Prompt — Repeat every line below exactly as it reads.

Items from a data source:
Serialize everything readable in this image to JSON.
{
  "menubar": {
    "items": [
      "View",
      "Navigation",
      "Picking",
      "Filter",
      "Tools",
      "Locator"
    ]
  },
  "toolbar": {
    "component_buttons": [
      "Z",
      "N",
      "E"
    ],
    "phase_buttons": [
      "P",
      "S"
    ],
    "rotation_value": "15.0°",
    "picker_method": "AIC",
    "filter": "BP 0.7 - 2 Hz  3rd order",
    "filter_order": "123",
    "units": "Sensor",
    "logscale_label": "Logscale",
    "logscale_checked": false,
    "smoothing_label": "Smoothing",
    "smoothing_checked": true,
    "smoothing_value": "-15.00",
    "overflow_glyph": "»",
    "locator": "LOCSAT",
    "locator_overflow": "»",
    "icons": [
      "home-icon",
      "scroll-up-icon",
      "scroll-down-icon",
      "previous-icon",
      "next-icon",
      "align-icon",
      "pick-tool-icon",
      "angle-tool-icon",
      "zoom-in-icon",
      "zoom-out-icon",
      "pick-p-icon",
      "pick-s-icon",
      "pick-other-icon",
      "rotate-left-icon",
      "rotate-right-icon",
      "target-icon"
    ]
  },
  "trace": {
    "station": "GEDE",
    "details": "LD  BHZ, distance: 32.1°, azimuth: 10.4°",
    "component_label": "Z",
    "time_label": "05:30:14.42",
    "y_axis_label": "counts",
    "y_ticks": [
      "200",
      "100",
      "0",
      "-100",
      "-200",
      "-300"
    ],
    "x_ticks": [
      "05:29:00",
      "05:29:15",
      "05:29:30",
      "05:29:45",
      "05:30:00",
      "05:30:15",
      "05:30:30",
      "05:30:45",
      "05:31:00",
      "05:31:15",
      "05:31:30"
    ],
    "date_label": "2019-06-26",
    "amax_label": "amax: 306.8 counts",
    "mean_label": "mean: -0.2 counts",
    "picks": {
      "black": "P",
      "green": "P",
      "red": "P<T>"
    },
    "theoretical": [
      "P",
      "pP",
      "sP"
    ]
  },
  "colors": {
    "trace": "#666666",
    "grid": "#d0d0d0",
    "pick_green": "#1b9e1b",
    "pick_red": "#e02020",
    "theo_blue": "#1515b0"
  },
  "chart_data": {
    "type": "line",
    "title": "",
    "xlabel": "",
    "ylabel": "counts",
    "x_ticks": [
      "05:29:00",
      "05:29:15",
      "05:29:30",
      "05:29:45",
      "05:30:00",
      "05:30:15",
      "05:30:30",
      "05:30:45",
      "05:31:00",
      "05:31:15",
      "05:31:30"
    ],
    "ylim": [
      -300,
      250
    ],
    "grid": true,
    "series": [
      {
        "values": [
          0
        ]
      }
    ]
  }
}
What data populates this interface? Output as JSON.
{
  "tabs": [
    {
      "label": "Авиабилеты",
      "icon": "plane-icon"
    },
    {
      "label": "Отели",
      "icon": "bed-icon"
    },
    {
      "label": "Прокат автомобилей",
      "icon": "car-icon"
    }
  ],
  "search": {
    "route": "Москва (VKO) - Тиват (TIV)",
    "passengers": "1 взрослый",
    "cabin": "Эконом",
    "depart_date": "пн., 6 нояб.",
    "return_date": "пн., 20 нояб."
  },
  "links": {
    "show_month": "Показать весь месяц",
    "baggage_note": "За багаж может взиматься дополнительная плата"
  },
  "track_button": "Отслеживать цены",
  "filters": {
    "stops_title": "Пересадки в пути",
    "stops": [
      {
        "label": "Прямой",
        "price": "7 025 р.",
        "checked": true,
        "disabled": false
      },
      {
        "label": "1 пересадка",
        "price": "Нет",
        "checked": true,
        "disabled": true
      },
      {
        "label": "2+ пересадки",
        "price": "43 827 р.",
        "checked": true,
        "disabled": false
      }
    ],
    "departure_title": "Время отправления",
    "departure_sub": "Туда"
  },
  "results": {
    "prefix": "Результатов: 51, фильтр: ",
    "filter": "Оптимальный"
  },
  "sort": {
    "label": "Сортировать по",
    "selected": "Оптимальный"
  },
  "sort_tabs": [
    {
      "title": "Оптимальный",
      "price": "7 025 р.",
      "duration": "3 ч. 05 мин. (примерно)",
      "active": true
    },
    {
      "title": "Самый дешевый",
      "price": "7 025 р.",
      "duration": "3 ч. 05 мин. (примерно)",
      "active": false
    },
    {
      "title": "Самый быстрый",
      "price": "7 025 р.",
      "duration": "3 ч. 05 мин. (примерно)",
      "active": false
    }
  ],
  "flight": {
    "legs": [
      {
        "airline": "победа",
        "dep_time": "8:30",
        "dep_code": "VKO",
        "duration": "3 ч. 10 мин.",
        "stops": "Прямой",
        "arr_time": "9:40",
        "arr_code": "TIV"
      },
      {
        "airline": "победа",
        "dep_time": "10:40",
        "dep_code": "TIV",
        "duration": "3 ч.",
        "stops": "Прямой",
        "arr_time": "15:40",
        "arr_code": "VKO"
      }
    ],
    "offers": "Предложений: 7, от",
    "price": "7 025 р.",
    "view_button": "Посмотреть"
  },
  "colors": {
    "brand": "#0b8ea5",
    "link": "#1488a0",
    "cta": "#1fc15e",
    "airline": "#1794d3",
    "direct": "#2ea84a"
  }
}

The reply —
Serialize everything readable in this image to JSON.
{
  "menubar": {
    "items": [
      "View",
      "Navigation",
      "Picking",
      "Filter",
      "Tools",
      "Locator"
    ]
  },
  "toolbar": {
    "component_buttons": [
      "Z",
      "N",
      "E"
    ],
    "phase_buttons": [
      "P",
      "S"
    ],
    "rotation_value": "15.0°",
    "picker_method": "AIC",
    "filter": "BP 0.7 - 2 Hz  3rd order",
    "filter_order": "123",
    "units": "Sensor",
    "logscale_label": "Logscale",
    "logscale_checked": false,
    "smoothing_label": "Smoothing",
    "smoothing_checked": true,
    "smoothing_value": "-15.00",
    "overflow_glyph": "»",
    "locator": "LOCSAT",
    "locator_overflow": "»",
    "icons": [
      "home-icon",
      "scroll-up-icon",
      "scroll-down-icon",
      "previous-icon",
      "next-icon",
      "align-icon",
      "pick-tool-icon",
      "angle-tool-icon",
      "zoom-in-icon",
      "zoom-out-icon",
      "pick-p-icon",
      "pick-s-icon",
      "pick-other-icon",
      "rotate-left-icon",
      "rotate-right-icon",
      "target-icon"
    ]
  },
  "trace": {
    "station": "GEDE",
    "details": "LD  BHZ, distance: 32.1°, azimuth: 10.4°",
    "component_label": "Z",
    "time_label": "05:30:14.42",
    "y_axis_label": "counts",
    "y_ticks": [
      "200",
      "100",
      "0",
      "-100",
      "-200",
      "-300"
    ],
    "x_ticks": [
      "05:29:00",
      "05:29:15",
      "05:29:30",
      "05:29:45",
      "05:30:00",
      "05:30:15",
      "05:30:30",
      "05:30:45",
      "05:31:00",
      "05:31:15",
      "05:31:30"
    ],
    "date_label": "2019-06-26",
    "amax_label": "amax: 306.8 counts",
    "mean_label": "mean: -0.2 counts",
    "picks": {
      "black": "P",
      "green": "P",
      "red": "P<T>"
    },
    "theoretical": [
      "P",
      "pP",
      "sP"
    ]
  },
  "colors": {
    "trace": "#666666",
    "grid": "#d0d0d0",
    "pick_green": "#1b9e1b",
    "pick_red": "#e02020",
    "theo_blue": "#1515b0"
  },
  "chart_data": {
    "type": "line",
    "title": "",
    "xlabel": "",
    "ylabel": "counts",
    "x_ticks": [
      "05:29:00",
      "05:29:15",
      "05:29:30",
      "05:29:45",
      "05:30:00",
      "05:30:15",
      "05:30:30",
      "05:30:45",
      "05:31:00",
      "05:31:15",
      "05:31:30"
    ],
    "ylim": [
      -300,
      250
    ],
    "grid": true,
    "series": [
      {
        "values": [
          0
        ]
      }
    ]
  }
}
What data populates this interface? Output as JSON.
{
  "tabs": [
    {
      "label": "Авиабилеты",
      "icon": "plane-icon"
    },
    {
      "label": "Отели",
      "icon": "bed-icon"
    },
    {
      "label": "Прокат автомобилей",
      "icon": "car-icon"
    }
  ],
  "search": {
    "route": "Москва (VKO) - Тиват (TIV)",
    "passengers": "1 взрослый",
    "cabin": "Эконом",
    "depart_date": "пн., 6 нояб.",
    "return_date": "пн., 20 нояб."
  },
  "links": {
    "show_month": "Показать весь месяц",
    "baggage_note": "За багаж может взиматься дополнительная плата"
  },
  "track_button": "Отслеживать цены",
  "filters": {
    "stops_title": "Пересадки в пути",
    "stops": [
      {
        "label": "Прямой",
        "price": "7 025 р.",
        "checked": true,
        "disabled": false
      },
      {
        "label": "1 пересадка",
        "price": "Нет",
        "checked": true,
        "disabled": true
      },
      {
        "label": "2+ пересадки",
        "price": "43 827 р.",
        "checked": true,
        "disabled": false
      }
    ],
    "departure_title": "Время отправления",
    "departure_sub": "Туда"
  },
  "results": {
    "prefix": "Результатов: 51, фильтр: ",
    "filter": "Оптимальный"
  },
  "sort": {
    "label": "Сортировать по",
    "selected": "Оптимальный"
  },
  "sort_tabs": [
    {
      "title": "Оптимальный",
      "price": "7 025 р.",
      "duration": "3 ч. 05 мин. (примерно)",
      "active": true
    },
    {
      "title": "Самый дешевый",
      "price": "7 025 р.",
      "duration": "3 ч. 05 мин. (примерно)",
      "active": false
    },
    {
      "title": "Самый быстрый",
      "price": "7 025 р.",
      "duration": "3 ч. 05 мин. (примерно)",
      "active": false
    }
  ],
  "flight": {
    "legs": [
      {
        "airline": "победа",
        "dep_time": "8:30",
        "dep_code": "VKO",
        "duration": "3 ч. 10 мин.",
        "stops": "Прямой",
        "arr_time": "9:40",
        "arr_code": "TIV"
      },
      {
        "airline": "победа",
        "dep_time": "10:40",
        "dep_code": "TIV",
        "duration": "3 ч.",
        "stops": "Прямой",
        "arr_time": "15:40",
        "arr_code": "VKO"
      }
    ],
    "offers": "Предложений: 7, от",
    "price": "7 025 р.",
    "view_button": "Посмотреть"
  },
  "colors": {
    "brand": "#0b8ea5",
    "link": "#1488a0",
    "cta": "#1fc15e",
    "airline": "#1794d3",
    "direct": "#2ea84a"
  }
}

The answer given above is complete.